_DATA FOR PROCESSING_:

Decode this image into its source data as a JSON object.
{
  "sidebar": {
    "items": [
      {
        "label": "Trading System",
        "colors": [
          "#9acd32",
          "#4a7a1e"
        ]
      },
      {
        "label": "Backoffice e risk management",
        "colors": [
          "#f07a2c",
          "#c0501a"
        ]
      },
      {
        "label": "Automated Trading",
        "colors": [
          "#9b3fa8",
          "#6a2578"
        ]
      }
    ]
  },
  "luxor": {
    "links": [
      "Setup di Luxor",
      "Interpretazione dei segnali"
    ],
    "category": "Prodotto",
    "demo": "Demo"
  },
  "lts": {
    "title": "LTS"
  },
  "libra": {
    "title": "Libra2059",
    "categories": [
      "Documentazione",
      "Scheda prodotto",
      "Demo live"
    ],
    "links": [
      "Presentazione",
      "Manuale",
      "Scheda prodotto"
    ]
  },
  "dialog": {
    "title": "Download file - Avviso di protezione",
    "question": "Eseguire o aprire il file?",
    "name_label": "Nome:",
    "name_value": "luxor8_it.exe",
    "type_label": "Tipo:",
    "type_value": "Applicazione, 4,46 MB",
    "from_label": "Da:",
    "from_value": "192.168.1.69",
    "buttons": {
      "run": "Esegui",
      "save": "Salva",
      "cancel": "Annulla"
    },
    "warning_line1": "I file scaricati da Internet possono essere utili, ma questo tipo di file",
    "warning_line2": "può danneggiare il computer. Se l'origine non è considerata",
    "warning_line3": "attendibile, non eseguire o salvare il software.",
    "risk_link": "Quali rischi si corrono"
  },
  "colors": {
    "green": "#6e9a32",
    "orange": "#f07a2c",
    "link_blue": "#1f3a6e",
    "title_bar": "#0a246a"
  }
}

_REQUIREMENT_: Copy out each line of the entries that holds "file".

_ANSWER TO THE PROBLEM_:
    "title": "Download file - Avviso di protezione",
    "question": "Eseguire o aprire il file?",
    "warning_line1": "I file scaricati da Internet possono essere utili, ma questo tipo di file",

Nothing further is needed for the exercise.